Saved entries:
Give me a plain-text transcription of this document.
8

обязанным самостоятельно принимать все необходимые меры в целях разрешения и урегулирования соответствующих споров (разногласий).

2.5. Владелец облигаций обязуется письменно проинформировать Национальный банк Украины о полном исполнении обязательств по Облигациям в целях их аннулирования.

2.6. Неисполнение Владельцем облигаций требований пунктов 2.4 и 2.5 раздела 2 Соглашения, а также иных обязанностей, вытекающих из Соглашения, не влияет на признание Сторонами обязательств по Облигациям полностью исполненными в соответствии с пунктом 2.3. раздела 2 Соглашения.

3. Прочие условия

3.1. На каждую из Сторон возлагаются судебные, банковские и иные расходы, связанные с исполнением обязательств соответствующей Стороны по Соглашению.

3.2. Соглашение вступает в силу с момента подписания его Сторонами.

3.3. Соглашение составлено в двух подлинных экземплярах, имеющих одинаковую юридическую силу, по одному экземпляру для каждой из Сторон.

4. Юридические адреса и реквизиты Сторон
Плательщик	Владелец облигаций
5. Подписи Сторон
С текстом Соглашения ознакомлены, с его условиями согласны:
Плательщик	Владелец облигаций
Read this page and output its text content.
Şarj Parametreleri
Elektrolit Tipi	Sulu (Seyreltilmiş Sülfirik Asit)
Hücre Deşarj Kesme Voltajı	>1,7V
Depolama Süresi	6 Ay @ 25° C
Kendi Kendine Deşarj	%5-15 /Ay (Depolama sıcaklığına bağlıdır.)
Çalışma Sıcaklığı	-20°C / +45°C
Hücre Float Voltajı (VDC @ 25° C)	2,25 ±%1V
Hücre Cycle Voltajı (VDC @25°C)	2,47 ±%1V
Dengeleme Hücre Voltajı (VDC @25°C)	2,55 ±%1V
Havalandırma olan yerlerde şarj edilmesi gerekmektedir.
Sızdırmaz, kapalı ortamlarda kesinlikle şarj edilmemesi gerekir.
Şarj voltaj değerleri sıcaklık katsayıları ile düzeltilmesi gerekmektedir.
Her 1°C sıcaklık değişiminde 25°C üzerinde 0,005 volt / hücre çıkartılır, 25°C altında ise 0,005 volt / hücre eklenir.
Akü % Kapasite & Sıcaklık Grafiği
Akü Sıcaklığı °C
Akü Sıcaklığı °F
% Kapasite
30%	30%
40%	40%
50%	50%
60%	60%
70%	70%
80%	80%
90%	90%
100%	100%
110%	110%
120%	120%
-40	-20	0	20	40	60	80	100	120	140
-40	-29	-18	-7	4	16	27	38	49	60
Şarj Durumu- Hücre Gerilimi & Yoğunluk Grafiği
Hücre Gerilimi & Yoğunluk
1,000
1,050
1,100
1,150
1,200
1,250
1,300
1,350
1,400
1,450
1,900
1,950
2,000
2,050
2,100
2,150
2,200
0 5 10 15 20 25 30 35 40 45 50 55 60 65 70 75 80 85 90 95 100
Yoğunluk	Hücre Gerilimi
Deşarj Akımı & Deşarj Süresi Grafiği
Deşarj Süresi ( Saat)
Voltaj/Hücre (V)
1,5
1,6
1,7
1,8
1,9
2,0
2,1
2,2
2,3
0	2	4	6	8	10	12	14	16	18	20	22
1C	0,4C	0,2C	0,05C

§ WHAT THIS TASK INVOLVES: Reproduce the material exactly, with every line intact.

§ SOLUTION:
Give me a plain-text transcription of this document.
8

обязанным самостоятельно принимать все необходимые меры в целях разрешения и урегулирования соответствующих споров (разногласий).

2.5. Владелец облигаций обязуется письменно проинформировать Национальный банк Украины о полном исполнении обязательств по Облигациям в целях их аннулирования.

2.6. Неисполнение Владельцем облигаций требований пунктов 2.4 и 2.5 раздела 2 Соглашения, а также иных обязанностей, вытекающих из Соглашения, не влияет на признание Сторонами обязательств по Облигациям полностью исполненными в соответствии с пунктом 2.3. раздела 2 Соглашения.

3. Прочие условия

3.1. На каждую из Сторон возлагаются судебные, банковские и иные расходы, связанные с исполнением обязательств соответствующей Стороны по Соглашению.

3.2. Соглашение вступает в силу с момента подписания его Сторонами.

3.3. Соглашение составлено в двух подлинных экземплярах, имеющих одинаковую юридическую силу, по одному экземпляру для каждой из Сторон.

4. Юридические адреса и реквизиты Сторон
Плательщик	Владелец облигаций
5. Подписи Сторон
С текстом Соглашения ознакомлены, с его условиями согласны:
Плательщик	Владелец облигаций
Read this page and output its text content.
Şarj Parametreleri
Elektrolit Tipi	Sulu (Seyreltilmiş Sülfirik Asit)
Hücre Deşarj Kesme Voltajı	>1,7V
Depolama Süresi	6 Ay @ 25° C
Kendi Kendine Deşarj	%5-15 /Ay (Depolama sıcaklığına bağlıdır.)
Çalışma Sıcaklığı	-20°C / +45°C
Hücre Float Voltajı (VDC @ 25° C)	2,25 ±%1V
Hücre Cycle Voltajı (VDC @25°C)	2,47 ±%1V
Dengeleme Hücre Voltajı (VDC @25°C)	2,55 ±%1V
Havalandırma olan yerlerde şarj edilmesi gerekmektedir.
Sızdırmaz, kapalı ortamlarda kesinlikle şarj edilmemesi gerekir.
Şarj voltaj değerleri sıcaklık katsayıları ile düzeltilmesi gerekmektedir.
Her 1°C sıcaklık değişiminde 25°C üzerinde 0,005 volt / hücre çıkartılır, 25°C altında ise 0,005 volt / hücre eklenir.
Akü % Kapasite & Sıcaklık Grafiği
Akü Sıcaklığı °C
Akü Sıcaklığı °F
% Kapasite
30%	30%
40%	40%
50%	50%
60%	60%
70%	70%
80%	80%
90%	90%
100%	100%
110%	110%
120%	120%
-40	-20	0	20	40	60	80	100	120	140
-40	-29	-18	-7	4	16	27	38	49	60
Şarj Durumu- Hücre Gerilimi & Yoğunluk Grafiği
Hücre Gerilimi & Yoğunluk
1,000
1,050
1,100
1,150
1,200
1,250
1,300
1,350
1,400
1,450
1,900
1,950
2,000
2,050
2,100
2,150
2,200
0 5 10 15 20 25 30 35 40 45 50 55 60 65 70 75 80 85 90 95 100
Yoğunluk	Hücre Gerilimi
Deşarj Akımı & Deşarj Süresi Grafiği
Deşarj Süresi ( Saat)
Voltaj/Hücre (V)
1,5
1,6
1,7
1,8
1,9
2,0
2,1
2,2
2,3
0	2	4	6	8	10	12	14	16	18	20	22
1C	0,4C	0,2C	0,05C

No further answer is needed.